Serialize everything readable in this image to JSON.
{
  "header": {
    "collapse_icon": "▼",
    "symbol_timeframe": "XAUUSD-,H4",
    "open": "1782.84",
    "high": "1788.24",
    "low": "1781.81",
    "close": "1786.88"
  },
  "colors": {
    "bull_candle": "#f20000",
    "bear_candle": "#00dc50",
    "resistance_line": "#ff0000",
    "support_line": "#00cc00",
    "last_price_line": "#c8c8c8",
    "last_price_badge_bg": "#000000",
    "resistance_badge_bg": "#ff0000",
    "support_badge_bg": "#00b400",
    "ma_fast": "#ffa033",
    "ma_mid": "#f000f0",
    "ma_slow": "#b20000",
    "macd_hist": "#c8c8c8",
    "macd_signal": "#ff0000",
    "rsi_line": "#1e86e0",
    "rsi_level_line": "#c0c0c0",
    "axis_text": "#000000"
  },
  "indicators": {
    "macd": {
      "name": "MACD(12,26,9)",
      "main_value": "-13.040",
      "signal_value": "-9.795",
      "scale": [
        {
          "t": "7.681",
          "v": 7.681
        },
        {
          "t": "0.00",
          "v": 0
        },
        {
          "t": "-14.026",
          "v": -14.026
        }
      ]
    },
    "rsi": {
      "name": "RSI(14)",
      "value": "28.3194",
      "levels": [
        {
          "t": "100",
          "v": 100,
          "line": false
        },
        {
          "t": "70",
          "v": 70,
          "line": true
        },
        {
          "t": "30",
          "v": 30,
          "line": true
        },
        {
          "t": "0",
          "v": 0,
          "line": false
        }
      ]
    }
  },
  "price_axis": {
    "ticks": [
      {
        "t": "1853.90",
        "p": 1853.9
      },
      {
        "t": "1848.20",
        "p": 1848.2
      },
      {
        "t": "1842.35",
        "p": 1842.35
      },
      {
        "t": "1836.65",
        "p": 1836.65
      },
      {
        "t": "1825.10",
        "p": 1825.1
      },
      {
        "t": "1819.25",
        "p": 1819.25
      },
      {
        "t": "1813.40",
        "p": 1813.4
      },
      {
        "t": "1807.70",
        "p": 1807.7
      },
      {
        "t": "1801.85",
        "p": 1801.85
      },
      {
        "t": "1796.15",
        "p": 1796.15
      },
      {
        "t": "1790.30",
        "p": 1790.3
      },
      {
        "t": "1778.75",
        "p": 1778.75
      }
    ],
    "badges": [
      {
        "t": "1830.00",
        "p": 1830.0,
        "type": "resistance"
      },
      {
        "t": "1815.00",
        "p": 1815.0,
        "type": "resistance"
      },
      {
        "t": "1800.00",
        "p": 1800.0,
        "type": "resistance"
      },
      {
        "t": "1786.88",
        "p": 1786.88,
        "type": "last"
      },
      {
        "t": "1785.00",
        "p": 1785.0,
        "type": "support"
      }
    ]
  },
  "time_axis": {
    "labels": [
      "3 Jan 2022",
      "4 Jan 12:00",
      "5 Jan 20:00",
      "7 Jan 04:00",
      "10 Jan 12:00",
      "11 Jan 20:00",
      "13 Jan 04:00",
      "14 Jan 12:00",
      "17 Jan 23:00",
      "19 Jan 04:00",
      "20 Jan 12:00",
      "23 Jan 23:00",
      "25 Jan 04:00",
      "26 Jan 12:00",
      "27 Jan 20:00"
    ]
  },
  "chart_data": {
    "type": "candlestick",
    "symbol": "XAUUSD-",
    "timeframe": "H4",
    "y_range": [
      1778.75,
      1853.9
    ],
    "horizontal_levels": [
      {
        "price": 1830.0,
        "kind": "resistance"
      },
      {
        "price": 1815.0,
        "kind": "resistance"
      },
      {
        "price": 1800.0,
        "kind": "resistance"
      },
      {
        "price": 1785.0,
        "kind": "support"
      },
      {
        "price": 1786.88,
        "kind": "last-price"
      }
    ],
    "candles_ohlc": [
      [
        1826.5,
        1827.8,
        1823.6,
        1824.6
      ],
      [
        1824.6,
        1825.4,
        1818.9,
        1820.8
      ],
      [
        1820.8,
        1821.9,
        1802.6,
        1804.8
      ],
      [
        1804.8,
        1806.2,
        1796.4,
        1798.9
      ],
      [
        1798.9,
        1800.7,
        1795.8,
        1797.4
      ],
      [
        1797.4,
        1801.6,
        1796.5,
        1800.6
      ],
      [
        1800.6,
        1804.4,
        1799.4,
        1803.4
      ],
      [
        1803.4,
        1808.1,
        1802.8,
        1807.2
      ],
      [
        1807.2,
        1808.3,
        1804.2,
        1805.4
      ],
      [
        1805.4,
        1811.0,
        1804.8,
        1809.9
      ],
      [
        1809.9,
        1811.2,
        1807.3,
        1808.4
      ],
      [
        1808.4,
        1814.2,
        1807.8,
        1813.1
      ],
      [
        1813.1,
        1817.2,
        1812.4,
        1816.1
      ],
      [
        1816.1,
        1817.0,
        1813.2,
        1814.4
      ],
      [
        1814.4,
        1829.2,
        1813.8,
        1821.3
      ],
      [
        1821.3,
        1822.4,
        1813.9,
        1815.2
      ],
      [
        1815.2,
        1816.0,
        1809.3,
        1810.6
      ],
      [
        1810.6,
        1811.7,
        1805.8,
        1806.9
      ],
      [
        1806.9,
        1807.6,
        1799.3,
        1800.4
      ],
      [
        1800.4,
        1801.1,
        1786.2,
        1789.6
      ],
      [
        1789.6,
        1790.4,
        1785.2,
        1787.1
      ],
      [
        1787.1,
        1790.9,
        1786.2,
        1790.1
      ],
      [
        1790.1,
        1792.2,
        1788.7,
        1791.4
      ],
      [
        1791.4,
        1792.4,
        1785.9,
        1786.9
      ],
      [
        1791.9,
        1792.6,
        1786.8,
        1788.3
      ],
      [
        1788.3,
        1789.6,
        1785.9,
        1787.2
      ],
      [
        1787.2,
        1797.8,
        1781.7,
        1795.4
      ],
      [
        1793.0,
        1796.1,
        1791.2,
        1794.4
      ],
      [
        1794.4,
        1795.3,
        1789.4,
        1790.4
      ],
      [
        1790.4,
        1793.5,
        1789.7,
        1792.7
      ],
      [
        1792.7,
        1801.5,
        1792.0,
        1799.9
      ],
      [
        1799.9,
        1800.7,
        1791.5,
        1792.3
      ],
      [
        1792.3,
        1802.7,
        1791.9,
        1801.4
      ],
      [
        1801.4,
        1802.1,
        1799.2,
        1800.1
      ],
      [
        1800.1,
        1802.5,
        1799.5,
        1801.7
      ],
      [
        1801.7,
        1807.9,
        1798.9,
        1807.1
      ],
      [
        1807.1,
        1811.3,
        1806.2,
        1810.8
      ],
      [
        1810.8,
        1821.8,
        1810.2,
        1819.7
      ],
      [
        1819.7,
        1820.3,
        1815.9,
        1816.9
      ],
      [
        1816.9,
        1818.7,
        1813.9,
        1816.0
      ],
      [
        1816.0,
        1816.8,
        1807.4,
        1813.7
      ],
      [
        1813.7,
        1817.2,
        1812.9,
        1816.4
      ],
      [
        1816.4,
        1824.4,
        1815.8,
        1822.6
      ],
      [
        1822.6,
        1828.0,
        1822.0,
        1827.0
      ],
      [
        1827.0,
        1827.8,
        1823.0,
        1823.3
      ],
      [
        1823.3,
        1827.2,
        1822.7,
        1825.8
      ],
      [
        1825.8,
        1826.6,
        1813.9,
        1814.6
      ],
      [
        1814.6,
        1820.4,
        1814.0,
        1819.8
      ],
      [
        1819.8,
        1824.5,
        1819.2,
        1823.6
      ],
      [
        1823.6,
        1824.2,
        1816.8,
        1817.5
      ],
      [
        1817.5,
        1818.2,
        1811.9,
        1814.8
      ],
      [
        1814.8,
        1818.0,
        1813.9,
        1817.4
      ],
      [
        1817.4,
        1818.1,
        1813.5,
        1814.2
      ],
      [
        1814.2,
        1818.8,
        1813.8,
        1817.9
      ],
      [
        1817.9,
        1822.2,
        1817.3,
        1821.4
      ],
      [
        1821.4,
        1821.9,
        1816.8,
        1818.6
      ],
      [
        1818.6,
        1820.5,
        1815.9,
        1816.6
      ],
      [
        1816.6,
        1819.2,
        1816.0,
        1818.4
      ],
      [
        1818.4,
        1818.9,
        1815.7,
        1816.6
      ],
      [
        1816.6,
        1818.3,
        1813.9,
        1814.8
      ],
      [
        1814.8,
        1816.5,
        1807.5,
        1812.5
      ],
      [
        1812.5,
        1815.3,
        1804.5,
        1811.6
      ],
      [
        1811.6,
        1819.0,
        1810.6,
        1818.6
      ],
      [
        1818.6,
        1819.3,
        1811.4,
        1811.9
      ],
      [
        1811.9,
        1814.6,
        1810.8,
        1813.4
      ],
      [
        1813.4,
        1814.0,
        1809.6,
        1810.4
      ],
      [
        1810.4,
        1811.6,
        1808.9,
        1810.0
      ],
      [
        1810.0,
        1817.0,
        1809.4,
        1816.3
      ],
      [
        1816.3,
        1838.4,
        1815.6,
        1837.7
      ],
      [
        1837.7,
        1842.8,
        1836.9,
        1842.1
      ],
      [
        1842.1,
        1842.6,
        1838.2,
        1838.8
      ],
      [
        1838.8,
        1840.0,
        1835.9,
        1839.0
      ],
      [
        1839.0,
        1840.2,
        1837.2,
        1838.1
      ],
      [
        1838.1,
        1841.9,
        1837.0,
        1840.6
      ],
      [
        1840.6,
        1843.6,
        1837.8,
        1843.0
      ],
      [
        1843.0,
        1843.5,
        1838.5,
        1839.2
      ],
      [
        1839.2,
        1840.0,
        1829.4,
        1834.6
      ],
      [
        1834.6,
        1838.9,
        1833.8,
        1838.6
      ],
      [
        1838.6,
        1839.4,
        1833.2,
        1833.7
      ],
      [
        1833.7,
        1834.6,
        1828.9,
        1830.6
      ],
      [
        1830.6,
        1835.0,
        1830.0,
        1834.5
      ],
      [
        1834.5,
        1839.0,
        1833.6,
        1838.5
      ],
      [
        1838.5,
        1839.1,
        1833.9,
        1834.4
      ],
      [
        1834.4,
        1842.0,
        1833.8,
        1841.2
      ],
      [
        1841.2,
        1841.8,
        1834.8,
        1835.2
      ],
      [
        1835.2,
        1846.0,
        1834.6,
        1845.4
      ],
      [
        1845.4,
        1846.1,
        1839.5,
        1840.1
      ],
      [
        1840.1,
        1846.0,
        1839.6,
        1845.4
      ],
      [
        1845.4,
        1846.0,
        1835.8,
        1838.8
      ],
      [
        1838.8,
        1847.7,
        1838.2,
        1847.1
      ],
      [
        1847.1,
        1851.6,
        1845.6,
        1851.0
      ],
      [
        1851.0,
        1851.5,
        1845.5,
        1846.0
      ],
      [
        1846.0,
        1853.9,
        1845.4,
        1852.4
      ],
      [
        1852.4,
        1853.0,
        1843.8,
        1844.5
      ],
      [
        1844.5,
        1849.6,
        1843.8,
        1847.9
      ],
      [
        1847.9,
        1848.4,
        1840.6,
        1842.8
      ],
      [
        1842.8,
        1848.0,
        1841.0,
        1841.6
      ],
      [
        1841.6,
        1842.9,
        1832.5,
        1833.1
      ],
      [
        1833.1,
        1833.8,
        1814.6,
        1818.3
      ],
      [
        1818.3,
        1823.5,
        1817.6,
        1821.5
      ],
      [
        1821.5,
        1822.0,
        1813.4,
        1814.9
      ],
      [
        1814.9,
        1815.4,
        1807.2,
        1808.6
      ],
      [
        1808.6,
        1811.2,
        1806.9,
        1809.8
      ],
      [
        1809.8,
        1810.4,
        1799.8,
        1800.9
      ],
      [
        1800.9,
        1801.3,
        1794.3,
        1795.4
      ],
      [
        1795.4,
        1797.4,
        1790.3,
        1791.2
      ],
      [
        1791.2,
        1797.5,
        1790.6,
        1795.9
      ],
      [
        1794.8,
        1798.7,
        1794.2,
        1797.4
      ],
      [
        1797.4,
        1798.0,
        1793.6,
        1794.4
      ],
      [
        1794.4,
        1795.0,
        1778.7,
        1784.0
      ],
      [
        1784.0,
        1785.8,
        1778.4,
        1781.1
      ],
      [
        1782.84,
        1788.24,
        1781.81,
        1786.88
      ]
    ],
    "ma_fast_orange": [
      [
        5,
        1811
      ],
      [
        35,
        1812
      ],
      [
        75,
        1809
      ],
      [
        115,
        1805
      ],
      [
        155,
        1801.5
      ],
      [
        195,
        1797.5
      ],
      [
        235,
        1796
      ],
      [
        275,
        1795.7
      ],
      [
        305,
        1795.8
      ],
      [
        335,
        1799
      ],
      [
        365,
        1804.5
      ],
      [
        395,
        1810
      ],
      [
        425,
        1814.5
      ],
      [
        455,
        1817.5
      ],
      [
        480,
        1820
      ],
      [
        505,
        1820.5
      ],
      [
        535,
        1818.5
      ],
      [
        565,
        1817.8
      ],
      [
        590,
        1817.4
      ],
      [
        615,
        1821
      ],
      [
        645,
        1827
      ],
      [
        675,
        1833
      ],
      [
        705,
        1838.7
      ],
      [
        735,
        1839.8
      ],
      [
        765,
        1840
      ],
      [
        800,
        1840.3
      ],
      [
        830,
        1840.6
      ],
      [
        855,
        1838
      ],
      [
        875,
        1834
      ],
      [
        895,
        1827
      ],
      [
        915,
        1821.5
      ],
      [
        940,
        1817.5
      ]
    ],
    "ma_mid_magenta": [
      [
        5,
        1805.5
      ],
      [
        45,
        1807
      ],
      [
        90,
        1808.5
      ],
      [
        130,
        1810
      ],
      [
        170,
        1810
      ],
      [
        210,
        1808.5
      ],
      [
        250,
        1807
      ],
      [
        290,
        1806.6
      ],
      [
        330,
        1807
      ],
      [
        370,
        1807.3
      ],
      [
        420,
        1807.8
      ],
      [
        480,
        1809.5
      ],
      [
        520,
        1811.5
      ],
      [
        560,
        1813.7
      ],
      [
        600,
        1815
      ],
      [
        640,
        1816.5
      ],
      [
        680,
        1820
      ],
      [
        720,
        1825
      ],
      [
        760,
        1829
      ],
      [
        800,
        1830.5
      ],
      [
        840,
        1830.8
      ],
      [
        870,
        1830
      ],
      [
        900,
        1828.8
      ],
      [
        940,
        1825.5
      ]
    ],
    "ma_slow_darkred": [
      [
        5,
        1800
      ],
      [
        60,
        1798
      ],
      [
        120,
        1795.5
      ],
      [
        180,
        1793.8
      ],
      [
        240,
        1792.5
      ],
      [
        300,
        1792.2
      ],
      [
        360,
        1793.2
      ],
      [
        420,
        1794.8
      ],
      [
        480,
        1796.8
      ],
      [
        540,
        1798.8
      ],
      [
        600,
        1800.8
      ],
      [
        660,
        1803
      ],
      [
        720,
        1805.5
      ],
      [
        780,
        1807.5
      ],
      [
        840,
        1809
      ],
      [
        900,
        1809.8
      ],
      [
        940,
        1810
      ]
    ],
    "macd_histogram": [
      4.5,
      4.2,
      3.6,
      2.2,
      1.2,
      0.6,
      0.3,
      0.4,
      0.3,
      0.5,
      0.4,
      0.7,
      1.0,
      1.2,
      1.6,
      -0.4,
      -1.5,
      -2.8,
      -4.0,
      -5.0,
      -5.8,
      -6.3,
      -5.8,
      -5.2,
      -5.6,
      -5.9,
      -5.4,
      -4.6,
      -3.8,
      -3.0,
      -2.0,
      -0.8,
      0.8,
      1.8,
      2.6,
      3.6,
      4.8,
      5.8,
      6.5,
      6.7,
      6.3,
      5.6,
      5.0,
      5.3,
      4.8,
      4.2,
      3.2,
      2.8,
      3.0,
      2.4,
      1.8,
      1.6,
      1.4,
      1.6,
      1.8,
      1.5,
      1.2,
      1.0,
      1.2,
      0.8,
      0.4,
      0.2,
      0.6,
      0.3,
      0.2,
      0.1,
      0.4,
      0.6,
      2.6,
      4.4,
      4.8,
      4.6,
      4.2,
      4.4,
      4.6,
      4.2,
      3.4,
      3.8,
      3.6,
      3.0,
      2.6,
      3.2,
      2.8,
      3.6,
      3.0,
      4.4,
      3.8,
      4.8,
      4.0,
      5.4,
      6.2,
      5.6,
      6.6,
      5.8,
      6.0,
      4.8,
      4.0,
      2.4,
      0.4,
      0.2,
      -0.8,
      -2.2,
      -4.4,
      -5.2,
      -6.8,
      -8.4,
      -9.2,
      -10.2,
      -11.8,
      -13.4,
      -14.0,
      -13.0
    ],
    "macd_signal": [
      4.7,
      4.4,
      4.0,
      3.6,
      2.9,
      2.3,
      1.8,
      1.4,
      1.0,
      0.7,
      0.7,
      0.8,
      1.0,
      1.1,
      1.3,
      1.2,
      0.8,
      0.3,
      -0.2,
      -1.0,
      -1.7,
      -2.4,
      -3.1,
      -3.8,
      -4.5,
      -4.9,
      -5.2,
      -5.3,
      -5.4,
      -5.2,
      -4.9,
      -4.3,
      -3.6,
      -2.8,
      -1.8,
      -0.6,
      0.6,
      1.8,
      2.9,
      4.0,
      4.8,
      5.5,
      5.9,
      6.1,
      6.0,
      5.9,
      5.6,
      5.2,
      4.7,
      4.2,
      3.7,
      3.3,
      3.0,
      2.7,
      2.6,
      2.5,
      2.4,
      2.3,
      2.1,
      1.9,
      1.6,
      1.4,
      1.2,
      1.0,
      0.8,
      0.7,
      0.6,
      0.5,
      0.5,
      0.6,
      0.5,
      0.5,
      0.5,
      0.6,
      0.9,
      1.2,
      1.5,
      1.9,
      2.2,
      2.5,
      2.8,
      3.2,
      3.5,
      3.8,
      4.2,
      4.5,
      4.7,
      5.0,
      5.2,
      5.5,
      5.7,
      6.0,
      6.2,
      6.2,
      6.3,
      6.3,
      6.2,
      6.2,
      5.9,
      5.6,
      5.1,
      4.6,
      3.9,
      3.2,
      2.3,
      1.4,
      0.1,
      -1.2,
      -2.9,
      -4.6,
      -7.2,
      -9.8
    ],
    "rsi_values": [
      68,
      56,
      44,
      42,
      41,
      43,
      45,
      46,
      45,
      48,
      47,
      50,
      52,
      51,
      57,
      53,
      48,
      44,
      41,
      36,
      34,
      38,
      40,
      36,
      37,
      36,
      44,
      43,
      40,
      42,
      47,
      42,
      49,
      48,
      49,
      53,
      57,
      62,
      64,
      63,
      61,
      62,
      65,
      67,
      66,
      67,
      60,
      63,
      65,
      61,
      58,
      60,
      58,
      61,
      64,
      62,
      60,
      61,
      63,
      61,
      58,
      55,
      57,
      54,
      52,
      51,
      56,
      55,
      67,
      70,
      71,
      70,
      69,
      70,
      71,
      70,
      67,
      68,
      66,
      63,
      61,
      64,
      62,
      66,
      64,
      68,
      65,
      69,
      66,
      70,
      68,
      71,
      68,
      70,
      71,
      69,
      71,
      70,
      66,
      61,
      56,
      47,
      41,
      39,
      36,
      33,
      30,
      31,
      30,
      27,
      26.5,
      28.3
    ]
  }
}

Work to be completed:
Scan the listing above for the word "XAUUSD" and copy every line that holds it.

Solution to this exercise:
    "symbol_timeframe": "XAUUSD-,H4",
    "symbol": "XAUUSD-",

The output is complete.